>>>

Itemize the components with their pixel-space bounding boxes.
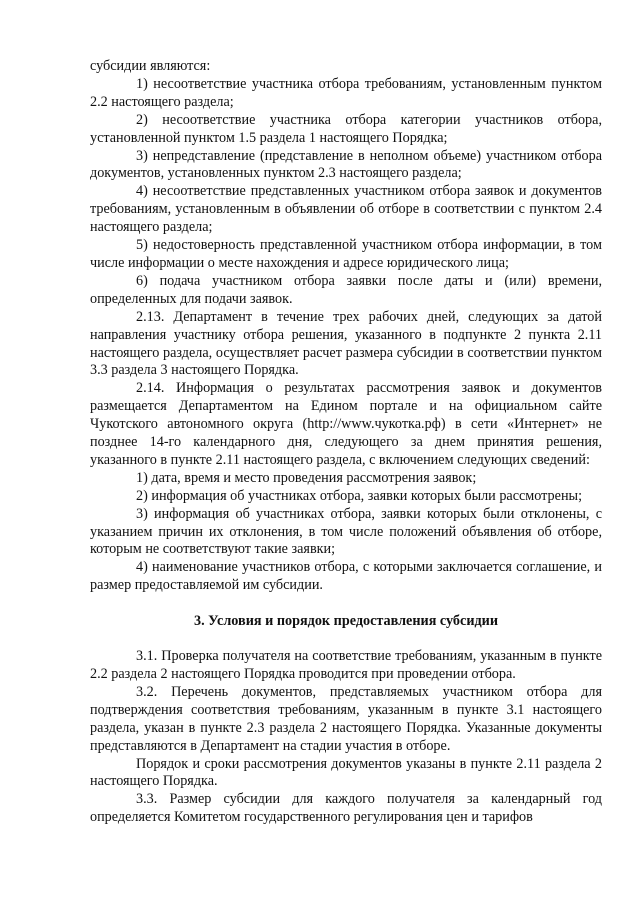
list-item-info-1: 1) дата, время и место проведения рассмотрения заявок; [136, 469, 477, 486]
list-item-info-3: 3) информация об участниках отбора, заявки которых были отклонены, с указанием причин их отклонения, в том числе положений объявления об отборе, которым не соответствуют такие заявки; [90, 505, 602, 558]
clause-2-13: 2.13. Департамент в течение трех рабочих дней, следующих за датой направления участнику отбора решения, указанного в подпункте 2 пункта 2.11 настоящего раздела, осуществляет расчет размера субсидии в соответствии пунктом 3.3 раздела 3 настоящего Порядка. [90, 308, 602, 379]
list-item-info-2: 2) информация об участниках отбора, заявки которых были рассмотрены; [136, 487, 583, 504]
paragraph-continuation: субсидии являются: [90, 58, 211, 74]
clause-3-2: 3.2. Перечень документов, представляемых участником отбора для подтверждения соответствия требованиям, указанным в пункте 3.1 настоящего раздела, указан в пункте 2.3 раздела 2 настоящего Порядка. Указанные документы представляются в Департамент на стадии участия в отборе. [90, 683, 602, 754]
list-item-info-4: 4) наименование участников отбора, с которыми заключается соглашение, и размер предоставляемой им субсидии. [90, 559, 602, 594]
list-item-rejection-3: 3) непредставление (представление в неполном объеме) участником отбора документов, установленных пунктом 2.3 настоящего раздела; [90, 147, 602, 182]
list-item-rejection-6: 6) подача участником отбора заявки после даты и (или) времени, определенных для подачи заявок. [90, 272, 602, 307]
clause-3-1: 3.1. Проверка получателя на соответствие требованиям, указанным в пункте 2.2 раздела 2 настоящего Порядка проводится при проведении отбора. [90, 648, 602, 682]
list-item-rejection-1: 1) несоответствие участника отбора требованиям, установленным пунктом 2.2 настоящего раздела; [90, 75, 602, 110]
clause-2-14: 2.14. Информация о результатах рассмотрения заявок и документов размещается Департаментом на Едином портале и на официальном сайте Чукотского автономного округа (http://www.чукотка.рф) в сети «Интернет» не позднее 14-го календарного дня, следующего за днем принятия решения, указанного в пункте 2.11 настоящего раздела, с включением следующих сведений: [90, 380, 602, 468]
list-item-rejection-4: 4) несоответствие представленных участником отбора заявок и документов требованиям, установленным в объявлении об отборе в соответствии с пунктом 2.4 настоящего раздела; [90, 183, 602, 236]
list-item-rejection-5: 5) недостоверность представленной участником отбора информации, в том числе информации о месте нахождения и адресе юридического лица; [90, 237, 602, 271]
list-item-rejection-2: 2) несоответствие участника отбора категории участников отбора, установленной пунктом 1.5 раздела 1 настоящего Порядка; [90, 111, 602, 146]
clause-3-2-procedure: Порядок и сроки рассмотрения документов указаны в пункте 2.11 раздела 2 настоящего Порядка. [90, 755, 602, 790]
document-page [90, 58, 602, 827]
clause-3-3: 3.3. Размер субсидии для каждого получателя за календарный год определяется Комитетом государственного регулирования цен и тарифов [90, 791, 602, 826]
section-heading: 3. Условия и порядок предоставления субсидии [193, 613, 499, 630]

<<<

GIVEN INSTRUCTION ▸
Repeat every line of the records above word for word, leaving out the pictures.

RESULT OF THE EXERCISE ▸
Itemize the components with their pixel-space bounding boxes.
list-item-info-1: 1) дата, время и место проведения рассмотрения заявок; [136, 469, 477, 486]
list-item-info-3: 3) информация об участниках отбора, заявки которых были отклонены, с указанием причин их отклонения, в том числе положений объявления об отборе, которым не соответствуют такие заявки; [90, 505, 602, 558]
clause-2-13: 2.13. Департамент в течение трех рабочих дней, следующих за датой направления участнику отбора решения, указанного в подпункте 2 пункта 2.11 настоящего раздела, осуществляет расчет размера субсидии в соответствии пунктом 3.3 раздела 3 настоящего Порядка. [90, 308, 602, 379]
list-item-info-2: 2) информация об участниках отбора, заявки которых были рассмотрены; [136, 487, 583, 504]
paragraph-continuation: субсидии являются: [90, 58, 211, 74]
clause-3-2: 3.2. Перечень документов, представляемых участником отбора для подтверждения соответствия требованиям, указанным в пункте 3.1 настоящего раздела, указан в пункте 2.3 раздела 2 настоящего Порядка. Указанные документы представляются в Департамент на стадии участия в отборе. [90, 683, 602, 754]
list-item-info-4: 4) наименование участников отбора, с которыми заключается соглашение, и размер предоставляемой им субсидии. [90, 559, 602, 594]
list-item-rejection-3: 3) непредставление (представление в неполном объеме) участником отбора документов, установленных пунктом 2.3 настоящего раздела; [90, 147, 602, 182]
list-item-rejection-6: 6) подача участником отбора заявки после даты и (или) времени, определенных для подачи заявок. [90, 272, 602, 307]
clause-3-1: 3.1. Проверка получателя на соответствие требованиям, указанным в пункте 2.2 раздела 2 настоящего Порядка проводится при проведении отбора. [90, 648, 602, 682]
list-item-rejection-1: 1) несоответствие участника отбора требованиям, установленным пунктом 2.2 настоящего раздела; [90, 75, 602, 110]
clause-2-14: 2.14. Информация о результатах рассмотрения заявок и документов размещается Департаментом на Едином портале и на официальном сайте Чукотского автономного округа (http://www.чукотка.рф) в сети «Интернет» не позднее 14-го календарного дня, следующего за днем принятия решения, указанного в пункте 2.11 настоящего раздела, с включением следующих сведений: [90, 380, 602, 468]
list-item-rejection-4: 4) несоответствие представленных участником отбора заявок и документов требованиям, установленным в объявлении об отборе в соответствии с пунктом 2.4 настоящего раздела; [90, 183, 602, 236]
list-item-rejection-5: 5) недостоверность представленной участником отбора информации, в том числе информации о месте нахождения и адресе юридического лица; [90, 237, 602, 271]
list-item-rejection-2: 2) несоответствие участника отбора категории участников отбора, установленной пунктом 1.5 раздела 1 настоящего Порядка; [90, 111, 602, 146]
clause-3-2-procedure: Порядок и сроки рассмотрения документов указаны в пункте 2.11 раздела 2 настоящего Порядка. [90, 755, 602, 790]
document-page [90, 58, 602, 827]
clause-3-3: 3.3. Размер субсидии для каждого получателя за календарный год определяется Комитетом государственного регулирования цен и тарифов [90, 791, 602, 826]
section-heading: 3. Условия и порядок предоставления субсидии [193, 613, 499, 630]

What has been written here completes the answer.